====== Data provided ======

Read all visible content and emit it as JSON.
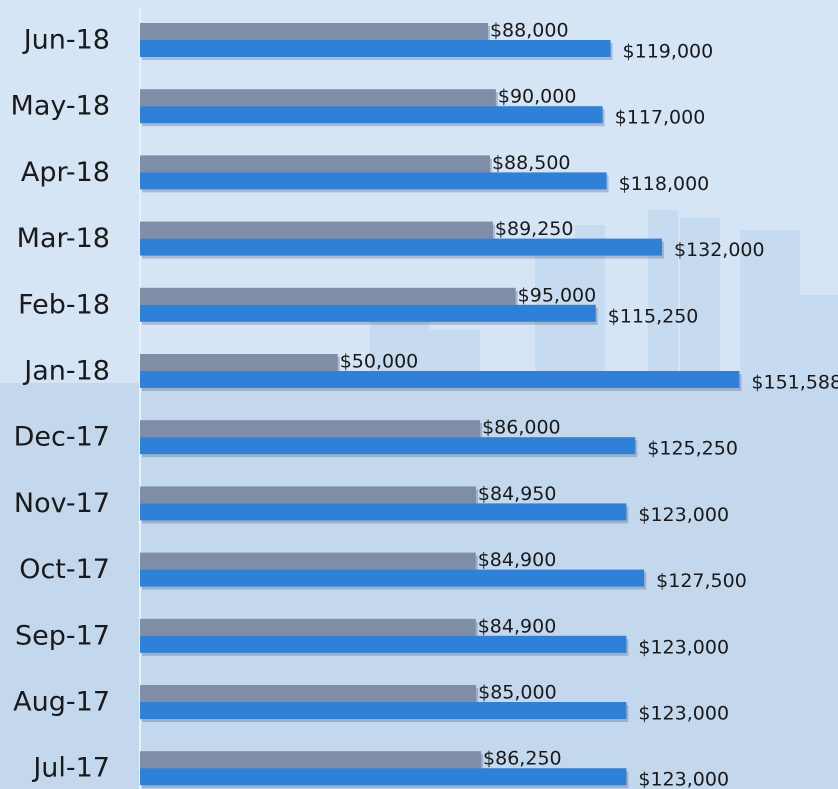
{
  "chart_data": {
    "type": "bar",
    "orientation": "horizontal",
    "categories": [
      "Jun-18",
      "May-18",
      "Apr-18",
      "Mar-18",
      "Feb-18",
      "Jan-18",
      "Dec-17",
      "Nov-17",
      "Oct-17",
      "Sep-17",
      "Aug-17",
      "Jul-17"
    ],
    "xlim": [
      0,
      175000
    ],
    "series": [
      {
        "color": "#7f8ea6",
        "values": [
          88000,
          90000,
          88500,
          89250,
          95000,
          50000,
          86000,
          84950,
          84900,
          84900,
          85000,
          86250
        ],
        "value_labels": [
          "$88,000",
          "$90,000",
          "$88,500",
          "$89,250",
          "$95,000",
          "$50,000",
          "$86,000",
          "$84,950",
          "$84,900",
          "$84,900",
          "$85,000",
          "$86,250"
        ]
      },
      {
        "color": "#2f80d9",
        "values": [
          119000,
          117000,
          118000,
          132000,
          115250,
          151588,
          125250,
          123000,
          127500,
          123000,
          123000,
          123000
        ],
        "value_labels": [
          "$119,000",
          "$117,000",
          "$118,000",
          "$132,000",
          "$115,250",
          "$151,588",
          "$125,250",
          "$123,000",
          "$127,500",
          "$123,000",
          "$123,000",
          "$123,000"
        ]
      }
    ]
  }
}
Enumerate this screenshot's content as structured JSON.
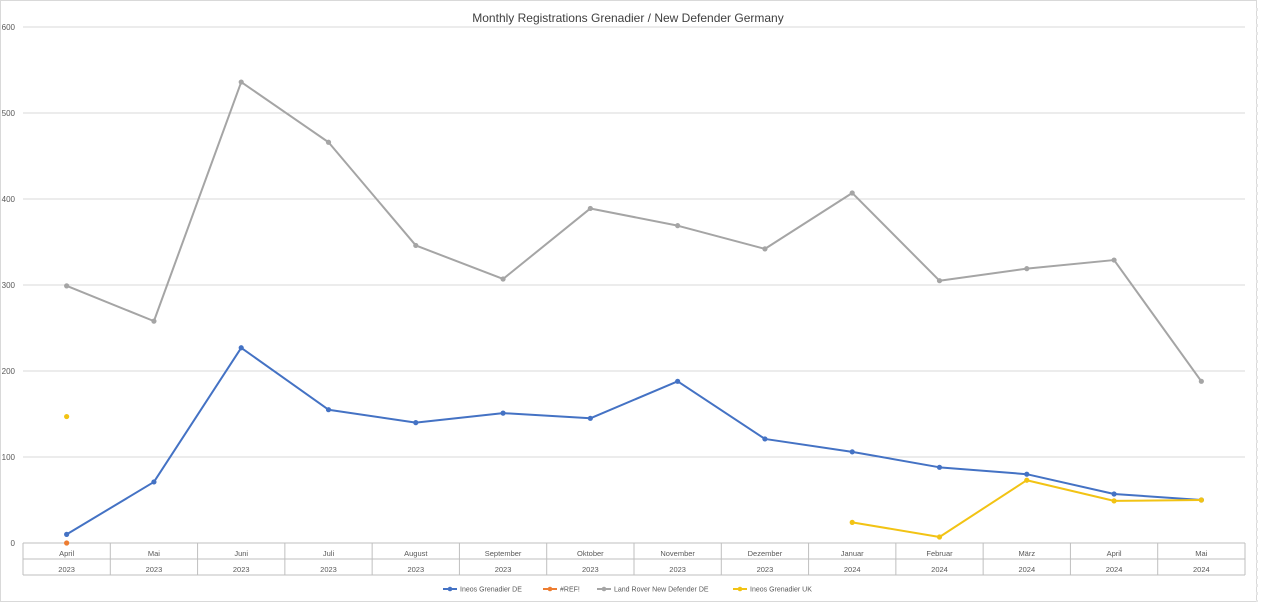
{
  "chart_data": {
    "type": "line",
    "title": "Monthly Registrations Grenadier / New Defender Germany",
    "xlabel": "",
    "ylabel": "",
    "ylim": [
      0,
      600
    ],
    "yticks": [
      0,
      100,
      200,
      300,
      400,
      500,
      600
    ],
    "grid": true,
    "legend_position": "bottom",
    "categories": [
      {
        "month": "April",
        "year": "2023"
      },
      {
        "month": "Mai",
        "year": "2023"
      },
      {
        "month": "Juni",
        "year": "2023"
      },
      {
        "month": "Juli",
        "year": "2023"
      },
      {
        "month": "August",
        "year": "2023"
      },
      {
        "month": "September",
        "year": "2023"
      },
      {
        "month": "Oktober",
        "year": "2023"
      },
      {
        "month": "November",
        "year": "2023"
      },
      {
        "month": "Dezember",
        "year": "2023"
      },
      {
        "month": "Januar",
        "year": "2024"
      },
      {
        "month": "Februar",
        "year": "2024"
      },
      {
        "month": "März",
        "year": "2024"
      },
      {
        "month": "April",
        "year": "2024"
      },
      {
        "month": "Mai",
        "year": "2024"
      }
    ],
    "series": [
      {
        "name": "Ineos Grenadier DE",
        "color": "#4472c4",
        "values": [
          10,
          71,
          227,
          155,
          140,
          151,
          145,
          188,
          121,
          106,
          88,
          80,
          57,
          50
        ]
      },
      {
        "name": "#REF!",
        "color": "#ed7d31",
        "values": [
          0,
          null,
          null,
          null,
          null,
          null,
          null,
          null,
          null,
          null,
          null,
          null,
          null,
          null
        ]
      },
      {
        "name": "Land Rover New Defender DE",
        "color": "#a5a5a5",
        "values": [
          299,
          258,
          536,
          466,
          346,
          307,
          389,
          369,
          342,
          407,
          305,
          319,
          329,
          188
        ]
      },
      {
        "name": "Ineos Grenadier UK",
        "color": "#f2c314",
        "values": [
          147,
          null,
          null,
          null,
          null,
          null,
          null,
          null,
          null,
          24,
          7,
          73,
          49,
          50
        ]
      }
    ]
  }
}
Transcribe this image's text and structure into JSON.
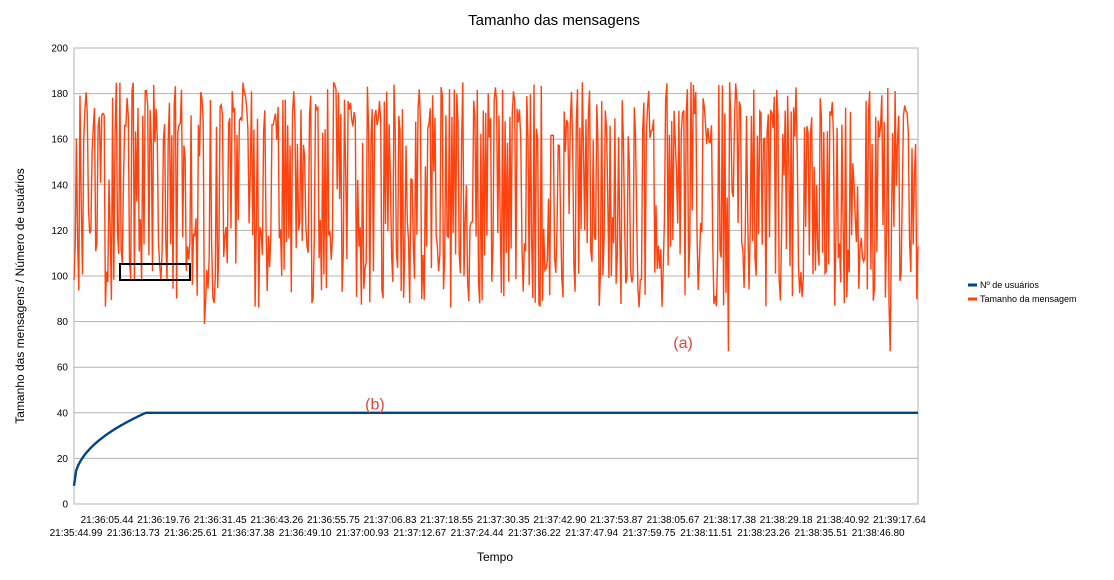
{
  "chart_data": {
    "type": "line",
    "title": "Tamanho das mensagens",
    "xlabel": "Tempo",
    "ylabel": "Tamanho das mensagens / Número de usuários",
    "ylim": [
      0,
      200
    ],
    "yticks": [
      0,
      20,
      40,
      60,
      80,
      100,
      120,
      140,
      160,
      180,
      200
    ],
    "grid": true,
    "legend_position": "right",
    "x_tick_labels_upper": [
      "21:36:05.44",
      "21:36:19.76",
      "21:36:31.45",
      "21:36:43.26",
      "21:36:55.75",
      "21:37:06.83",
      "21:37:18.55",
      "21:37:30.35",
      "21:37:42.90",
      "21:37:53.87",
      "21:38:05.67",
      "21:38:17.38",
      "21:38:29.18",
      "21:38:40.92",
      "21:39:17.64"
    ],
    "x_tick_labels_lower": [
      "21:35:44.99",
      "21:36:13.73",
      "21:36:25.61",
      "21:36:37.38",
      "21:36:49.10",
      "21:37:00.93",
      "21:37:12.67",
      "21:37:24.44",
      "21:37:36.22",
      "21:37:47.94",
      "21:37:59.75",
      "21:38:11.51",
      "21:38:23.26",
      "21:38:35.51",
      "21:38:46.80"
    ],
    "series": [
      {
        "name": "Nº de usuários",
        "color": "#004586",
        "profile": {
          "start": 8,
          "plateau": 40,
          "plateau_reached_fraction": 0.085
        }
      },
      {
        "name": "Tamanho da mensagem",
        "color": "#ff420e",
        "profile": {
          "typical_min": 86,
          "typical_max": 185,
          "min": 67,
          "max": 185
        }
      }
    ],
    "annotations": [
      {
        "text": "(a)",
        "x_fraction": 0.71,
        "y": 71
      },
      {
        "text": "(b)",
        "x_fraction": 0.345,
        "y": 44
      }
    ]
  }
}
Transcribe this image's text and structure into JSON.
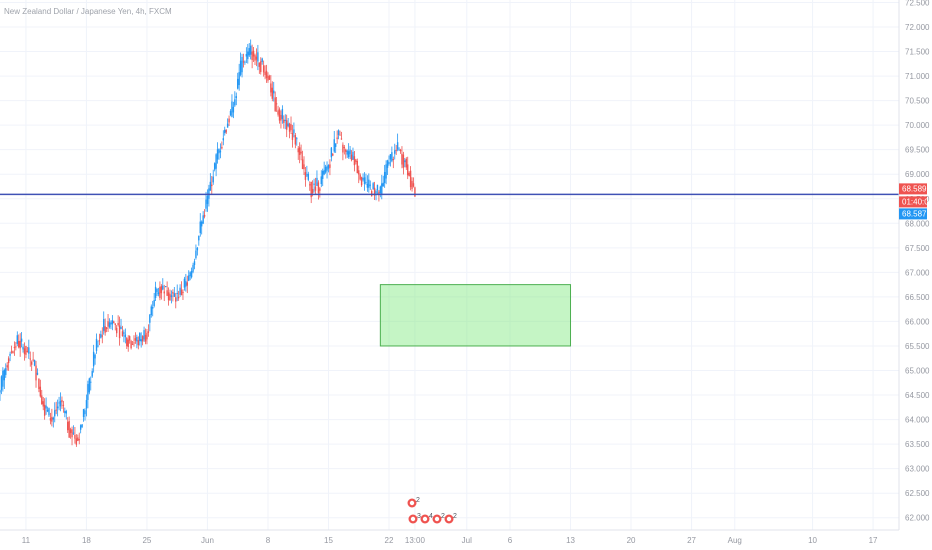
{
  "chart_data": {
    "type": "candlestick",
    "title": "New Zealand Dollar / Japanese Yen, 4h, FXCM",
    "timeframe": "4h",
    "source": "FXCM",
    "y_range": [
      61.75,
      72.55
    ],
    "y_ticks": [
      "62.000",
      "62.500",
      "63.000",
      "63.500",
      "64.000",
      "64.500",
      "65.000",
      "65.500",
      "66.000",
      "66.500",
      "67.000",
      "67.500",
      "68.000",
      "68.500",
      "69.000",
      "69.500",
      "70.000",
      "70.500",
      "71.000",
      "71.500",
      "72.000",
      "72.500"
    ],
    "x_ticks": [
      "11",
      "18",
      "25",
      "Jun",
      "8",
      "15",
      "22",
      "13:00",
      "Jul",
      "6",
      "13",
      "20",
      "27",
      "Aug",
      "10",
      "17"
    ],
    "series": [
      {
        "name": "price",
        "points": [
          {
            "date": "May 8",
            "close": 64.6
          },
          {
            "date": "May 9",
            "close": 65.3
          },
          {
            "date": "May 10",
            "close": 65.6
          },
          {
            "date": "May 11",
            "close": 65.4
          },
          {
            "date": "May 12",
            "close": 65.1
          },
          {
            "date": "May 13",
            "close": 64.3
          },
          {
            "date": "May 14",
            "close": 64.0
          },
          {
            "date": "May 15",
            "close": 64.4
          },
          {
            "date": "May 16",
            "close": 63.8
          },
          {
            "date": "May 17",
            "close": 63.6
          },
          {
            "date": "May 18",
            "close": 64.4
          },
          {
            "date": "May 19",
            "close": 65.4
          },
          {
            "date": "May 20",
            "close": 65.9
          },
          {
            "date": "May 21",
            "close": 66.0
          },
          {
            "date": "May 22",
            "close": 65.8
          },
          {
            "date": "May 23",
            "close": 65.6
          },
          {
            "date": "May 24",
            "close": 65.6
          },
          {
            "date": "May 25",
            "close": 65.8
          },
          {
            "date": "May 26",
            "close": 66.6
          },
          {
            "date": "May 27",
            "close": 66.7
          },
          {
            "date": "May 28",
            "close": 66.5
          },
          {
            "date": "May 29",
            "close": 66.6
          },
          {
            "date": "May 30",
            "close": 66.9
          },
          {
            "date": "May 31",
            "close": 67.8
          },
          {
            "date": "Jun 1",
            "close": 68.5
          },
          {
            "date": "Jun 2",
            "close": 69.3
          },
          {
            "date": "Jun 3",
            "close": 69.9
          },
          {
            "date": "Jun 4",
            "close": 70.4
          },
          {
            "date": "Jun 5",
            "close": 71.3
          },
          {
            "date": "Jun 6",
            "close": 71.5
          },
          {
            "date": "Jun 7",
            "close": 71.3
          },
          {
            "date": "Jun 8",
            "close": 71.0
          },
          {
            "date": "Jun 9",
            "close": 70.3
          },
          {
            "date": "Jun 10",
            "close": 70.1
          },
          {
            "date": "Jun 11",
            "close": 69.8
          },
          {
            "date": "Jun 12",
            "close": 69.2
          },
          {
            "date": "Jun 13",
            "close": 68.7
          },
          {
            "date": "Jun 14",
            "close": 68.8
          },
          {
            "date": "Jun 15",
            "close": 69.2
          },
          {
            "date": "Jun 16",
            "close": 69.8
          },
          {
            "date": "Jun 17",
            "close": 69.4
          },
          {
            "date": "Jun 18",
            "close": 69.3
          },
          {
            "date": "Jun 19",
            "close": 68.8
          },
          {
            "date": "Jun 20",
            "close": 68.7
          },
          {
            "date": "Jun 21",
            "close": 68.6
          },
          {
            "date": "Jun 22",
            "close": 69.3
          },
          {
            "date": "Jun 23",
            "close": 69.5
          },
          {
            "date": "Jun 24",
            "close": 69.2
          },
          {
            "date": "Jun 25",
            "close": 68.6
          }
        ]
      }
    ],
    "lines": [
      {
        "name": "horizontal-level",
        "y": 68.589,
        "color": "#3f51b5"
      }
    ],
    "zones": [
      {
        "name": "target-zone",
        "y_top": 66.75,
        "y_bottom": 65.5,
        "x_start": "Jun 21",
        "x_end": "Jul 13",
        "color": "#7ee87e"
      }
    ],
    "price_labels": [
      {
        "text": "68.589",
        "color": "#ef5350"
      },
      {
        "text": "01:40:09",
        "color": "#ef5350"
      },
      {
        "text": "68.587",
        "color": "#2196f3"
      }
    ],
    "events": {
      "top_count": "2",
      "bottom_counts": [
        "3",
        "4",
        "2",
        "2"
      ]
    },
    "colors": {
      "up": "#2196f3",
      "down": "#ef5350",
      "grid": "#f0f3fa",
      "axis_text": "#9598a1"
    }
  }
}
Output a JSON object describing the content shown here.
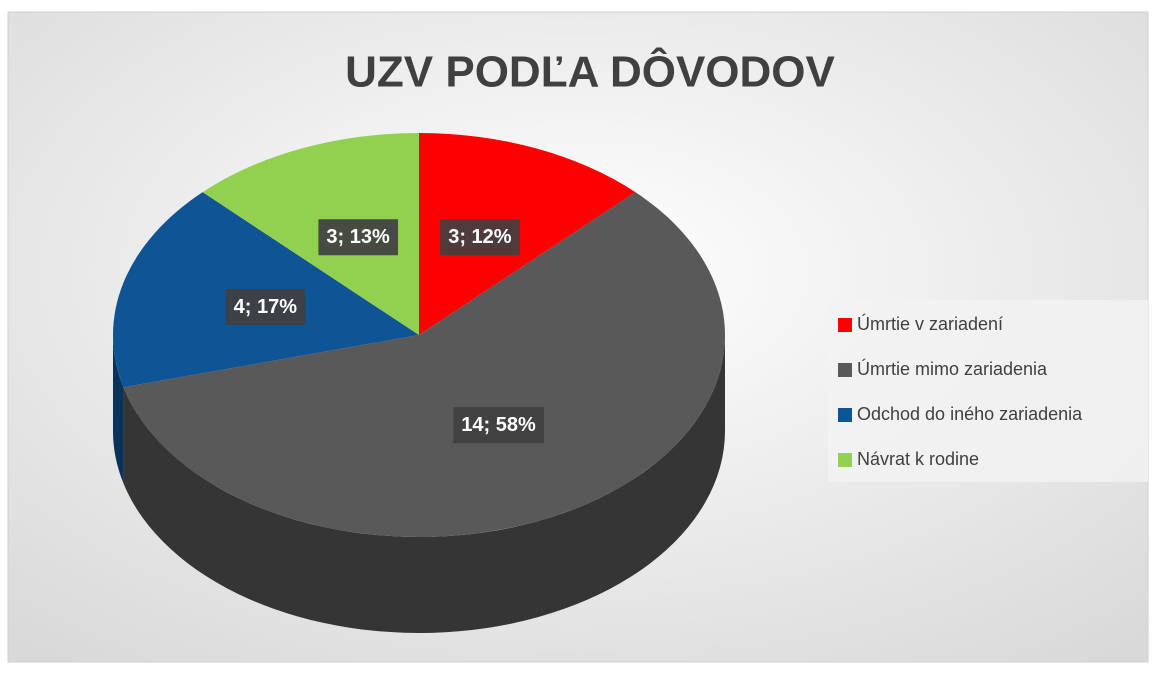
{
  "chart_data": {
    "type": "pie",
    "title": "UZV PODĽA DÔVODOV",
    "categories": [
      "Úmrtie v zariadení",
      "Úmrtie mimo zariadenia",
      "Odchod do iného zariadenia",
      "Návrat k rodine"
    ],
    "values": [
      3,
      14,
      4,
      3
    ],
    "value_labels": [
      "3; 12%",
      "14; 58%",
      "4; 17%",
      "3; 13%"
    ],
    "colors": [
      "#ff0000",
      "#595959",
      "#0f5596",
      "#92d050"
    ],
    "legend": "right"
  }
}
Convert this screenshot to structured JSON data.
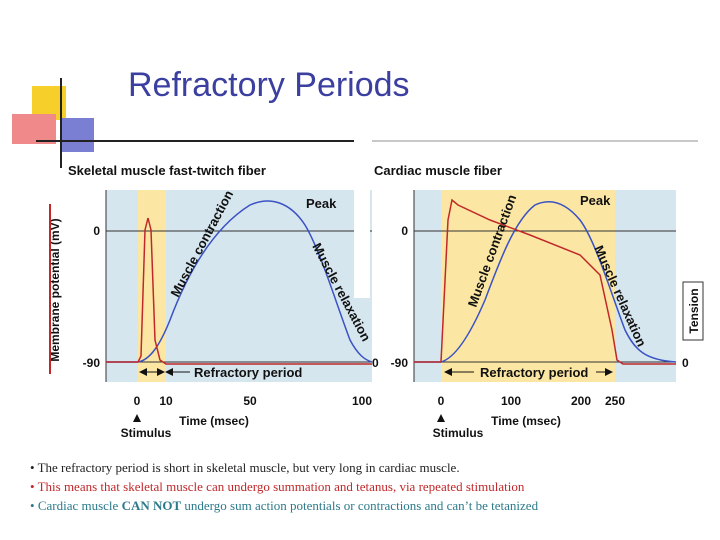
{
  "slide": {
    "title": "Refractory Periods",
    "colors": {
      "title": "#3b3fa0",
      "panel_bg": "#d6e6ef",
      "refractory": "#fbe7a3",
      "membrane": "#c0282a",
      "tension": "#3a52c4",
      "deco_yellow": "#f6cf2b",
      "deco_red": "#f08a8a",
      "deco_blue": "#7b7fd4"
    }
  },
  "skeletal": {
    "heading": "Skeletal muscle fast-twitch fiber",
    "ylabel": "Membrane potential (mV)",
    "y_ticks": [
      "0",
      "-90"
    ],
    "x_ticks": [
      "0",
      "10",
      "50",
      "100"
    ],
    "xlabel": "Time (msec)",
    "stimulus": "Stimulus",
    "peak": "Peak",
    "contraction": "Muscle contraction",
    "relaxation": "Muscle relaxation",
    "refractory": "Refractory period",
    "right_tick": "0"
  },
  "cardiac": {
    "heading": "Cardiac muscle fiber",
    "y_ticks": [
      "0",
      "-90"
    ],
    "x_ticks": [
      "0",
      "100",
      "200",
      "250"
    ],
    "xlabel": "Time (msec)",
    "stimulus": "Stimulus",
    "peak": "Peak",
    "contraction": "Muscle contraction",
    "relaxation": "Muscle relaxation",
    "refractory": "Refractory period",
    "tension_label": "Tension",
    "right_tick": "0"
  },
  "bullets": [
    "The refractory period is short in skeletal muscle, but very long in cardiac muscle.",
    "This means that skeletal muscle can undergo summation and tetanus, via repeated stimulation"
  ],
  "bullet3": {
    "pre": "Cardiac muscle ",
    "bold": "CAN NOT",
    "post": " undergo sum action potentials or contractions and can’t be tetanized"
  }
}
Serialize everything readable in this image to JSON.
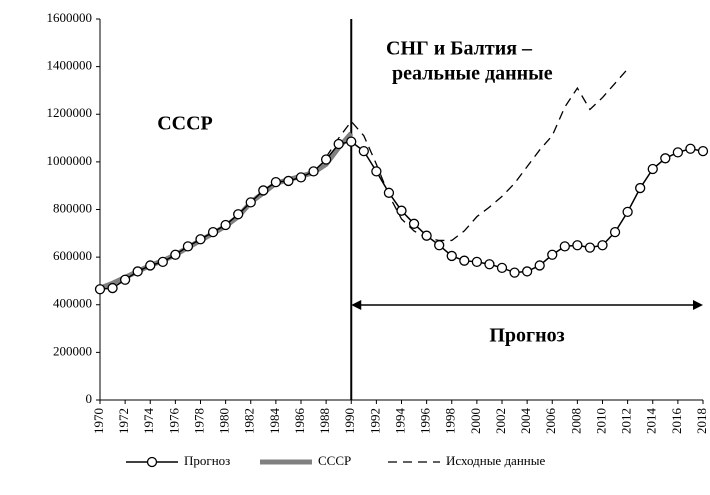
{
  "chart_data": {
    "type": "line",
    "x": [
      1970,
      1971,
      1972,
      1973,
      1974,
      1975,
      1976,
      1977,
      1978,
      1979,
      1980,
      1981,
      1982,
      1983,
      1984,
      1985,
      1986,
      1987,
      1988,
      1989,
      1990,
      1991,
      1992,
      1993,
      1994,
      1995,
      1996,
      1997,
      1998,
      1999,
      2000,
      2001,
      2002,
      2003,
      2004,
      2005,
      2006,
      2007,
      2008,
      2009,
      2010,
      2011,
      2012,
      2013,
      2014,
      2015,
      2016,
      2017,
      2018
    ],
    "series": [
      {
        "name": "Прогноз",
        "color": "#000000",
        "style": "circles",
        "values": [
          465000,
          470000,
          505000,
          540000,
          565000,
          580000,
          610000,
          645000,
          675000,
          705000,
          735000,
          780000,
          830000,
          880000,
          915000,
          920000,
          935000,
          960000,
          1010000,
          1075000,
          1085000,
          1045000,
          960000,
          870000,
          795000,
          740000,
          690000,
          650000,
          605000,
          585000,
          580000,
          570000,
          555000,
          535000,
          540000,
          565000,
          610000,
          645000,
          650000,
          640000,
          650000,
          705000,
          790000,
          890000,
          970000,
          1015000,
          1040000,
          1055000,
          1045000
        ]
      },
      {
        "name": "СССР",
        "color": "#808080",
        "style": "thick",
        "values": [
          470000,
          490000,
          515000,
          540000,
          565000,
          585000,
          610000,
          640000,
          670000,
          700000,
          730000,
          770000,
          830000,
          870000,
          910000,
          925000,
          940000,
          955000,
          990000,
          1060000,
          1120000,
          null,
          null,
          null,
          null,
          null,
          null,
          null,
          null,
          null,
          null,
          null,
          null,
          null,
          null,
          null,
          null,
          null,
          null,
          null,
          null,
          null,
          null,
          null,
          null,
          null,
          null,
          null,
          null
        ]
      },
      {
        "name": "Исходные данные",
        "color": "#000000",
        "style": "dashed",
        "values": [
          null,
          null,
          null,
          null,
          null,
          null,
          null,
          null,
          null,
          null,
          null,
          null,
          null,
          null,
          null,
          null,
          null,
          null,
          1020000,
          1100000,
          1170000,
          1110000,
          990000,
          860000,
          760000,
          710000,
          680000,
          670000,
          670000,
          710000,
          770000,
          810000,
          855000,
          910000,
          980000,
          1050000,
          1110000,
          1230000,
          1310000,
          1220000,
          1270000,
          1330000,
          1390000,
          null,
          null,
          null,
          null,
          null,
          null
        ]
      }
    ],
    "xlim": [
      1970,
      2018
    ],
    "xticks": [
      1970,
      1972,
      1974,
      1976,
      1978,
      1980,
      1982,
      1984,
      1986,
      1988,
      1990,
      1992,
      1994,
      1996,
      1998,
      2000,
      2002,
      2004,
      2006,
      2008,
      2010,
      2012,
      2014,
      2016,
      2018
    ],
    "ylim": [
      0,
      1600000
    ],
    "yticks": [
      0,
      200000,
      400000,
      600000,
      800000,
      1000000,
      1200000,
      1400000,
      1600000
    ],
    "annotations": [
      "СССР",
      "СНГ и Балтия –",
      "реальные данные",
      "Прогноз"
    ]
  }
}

======

Across the records above, count the lines holding "Tamanho" and reply with that number alone.

• [Final answer] 3